--- START Information supplied ---
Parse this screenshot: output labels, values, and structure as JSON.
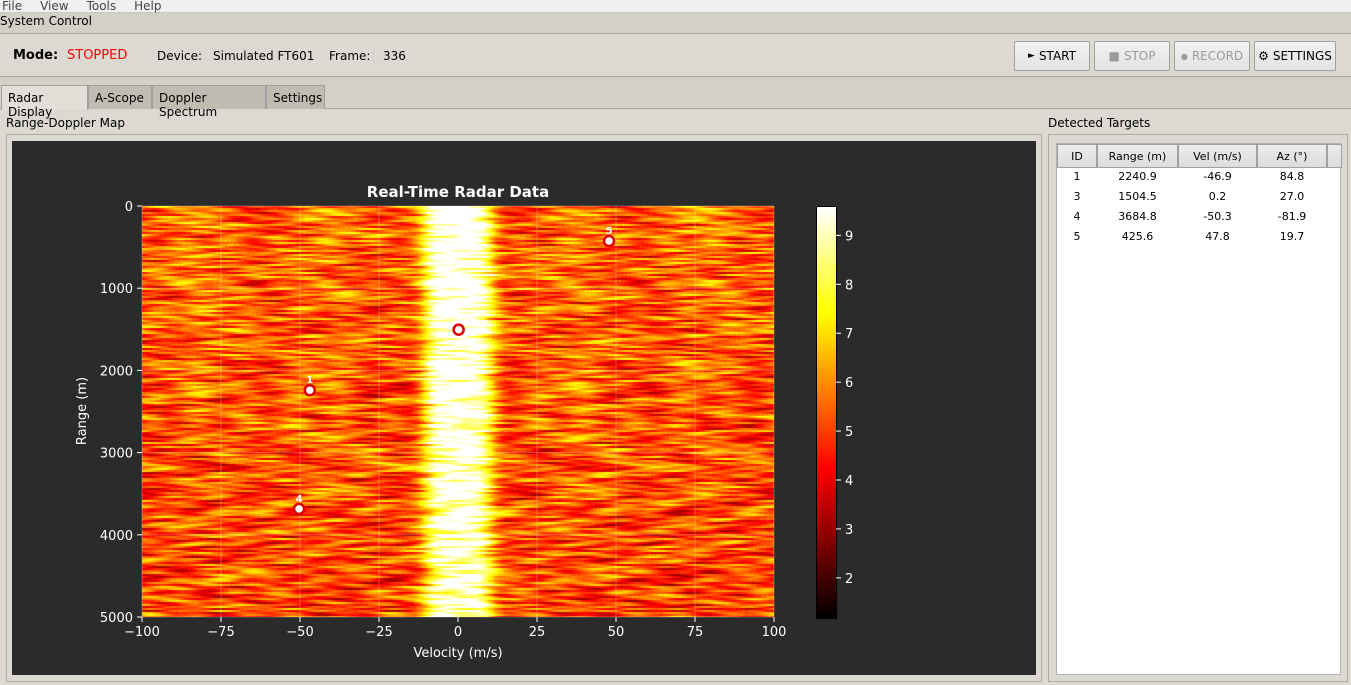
{
  "menu": [
    "File",
    "View",
    "Tools",
    "Help"
  ],
  "section_title": "System Control",
  "status": {
    "mode_label": "Mode:",
    "mode_value": "STOPPED",
    "mode_color": "#ff0000",
    "device_label": "Device:",
    "device_value": "Simulated FT601",
    "frame_label": "Frame:",
    "frame_value": "336"
  },
  "buttons": {
    "start": "START",
    "stop": "STOP",
    "record": "RECORD",
    "settings": "SETTINGS",
    "start_icon": "►",
    "stop_icon": "■",
    "record_icon": "●",
    "settings_icon": "⚙"
  },
  "tabs": [
    "Radar Display",
    "A-Scope",
    "Doppler Spectrum",
    "Settings"
  ],
  "map_group": "Range-Doppler Map",
  "targets_group": "Detected Targets",
  "table": {
    "columns": [
      "ID",
      "Range (m)",
      "Vel (m/s)",
      "Az (°)"
    ],
    "rows": [
      [
        "1",
        "2240.9",
        "-46.9",
        "84.8"
      ],
      [
        "3",
        "1504.5",
        "0.2",
        "27.0"
      ],
      [
        "4",
        "3684.8",
        "-50.3",
        "-81.9"
      ],
      [
        "5",
        "425.6",
        "47.8",
        "19.7"
      ]
    ]
  },
  "chart_data": {
    "type": "heatmap",
    "title": "Real-Time Radar Data",
    "xlabel": "Velocity (m/s)",
    "ylabel": "Range (m)",
    "xlim": [
      -100,
      100
    ],
    "ylim": [
      5000,
      0
    ],
    "xticks": [
      -100,
      -75,
      -50,
      -25,
      0,
      25,
      50,
      75,
      100
    ],
    "xtick_labels": [
      "−100",
      "−75",
      "−50",
      "−25",
      "0",
      "25",
      "50",
      "75",
      "100"
    ],
    "yticks": [
      0,
      1000,
      2000,
      3000,
      4000,
      5000
    ],
    "colorbar": {
      "range": [
        1.2,
        9.6
      ],
      "ticks": [
        2,
        3,
        4,
        5,
        6,
        7,
        8,
        9
      ],
      "colormap": "hot"
    },
    "grid": true,
    "targets": [
      {
        "id": "1",
        "velocity": -46.9,
        "range": 2240.9
      },
      {
        "id": "3",
        "velocity": 0.2,
        "range": 1504.5
      },
      {
        "id": "4",
        "velocity": -50.3,
        "range": 3684.8
      },
      {
        "id": "5",
        "velocity": 47.8,
        "range": 425.6
      }
    ]
  }
}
--- END Information supplied ---
Task objective –
Output every entry word for word, but omit the pictures.

Completed exercise –
Parse this screenshot: output labels, values, and structure as JSON.
{
  "menu": [
    "File",
    "View",
    "Tools",
    "Help"
  ],
  "section_title": "System Control",
  "status": {
    "mode_label": "Mode:",
    "mode_value": "STOPPED",
    "mode_color": "#ff0000",
    "device_label": "Device:",
    "device_value": "Simulated FT601",
    "frame_label": "Frame:",
    "frame_value": "336"
  },
  "buttons": {
    "start": "START",
    "stop": "STOP",
    "record": "RECORD",
    "settings": "SETTINGS",
    "start_icon": "►",
    "stop_icon": "■",
    "record_icon": "●",
    "settings_icon": "⚙"
  },
  "tabs": [
    "Radar Display",
    "A-Scope",
    "Doppler Spectrum",
    "Settings"
  ],
  "map_group": "Range-Doppler Map",
  "targets_group": "Detected Targets",
  "table": {
    "columns": [
      "ID",
      "Range (m)",
      "Vel (m/s)",
      "Az (°)"
    ],
    "rows": [
      [
        "1",
        "2240.9",
        "-46.9",
        "84.8"
      ],
      [
        "3",
        "1504.5",
        "0.2",
        "27.0"
      ],
      [
        "4",
        "3684.8",
        "-50.3",
        "-81.9"
      ],
      [
        "5",
        "425.6",
        "47.8",
        "19.7"
      ]
    ]
  },
  "chart_data": {
    "type": "heatmap",
    "title": "Real-Time Radar Data",
    "xlabel": "Velocity (m/s)",
    "ylabel": "Range (m)",
    "xlim": [
      -100,
      100
    ],
    "ylim": [
      5000,
      0
    ],
    "xticks": [
      -100,
      -75,
      -50,
      -25,
      0,
      25,
      50,
      75,
      100
    ],
    "xtick_labels": [
      "−100",
      "−75",
      "−50",
      "−25",
      "0",
      "25",
      "50",
      "75",
      "100"
    ],
    "yticks": [
      0,
      1000,
      2000,
      3000,
      4000,
      5000
    ],
    "colorbar": {
      "range": [
        1.2,
        9.6
      ],
      "ticks": [
        2,
        3,
        4,
        5,
        6,
        7,
        8,
        9
      ],
      "colormap": "hot"
    },
    "grid": true,
    "targets": [
      {
        "id": "1",
        "velocity": -46.9,
        "range": 2240.9
      },
      {
        "id": "3",
        "velocity": 0.2,
        "range": 1504.5
      },
      {
        "id": "4",
        "velocity": -50.3,
        "range": 3684.8
      },
      {
        "id": "5",
        "velocity": 47.8,
        "range": 425.6
      }
    ]
  }
}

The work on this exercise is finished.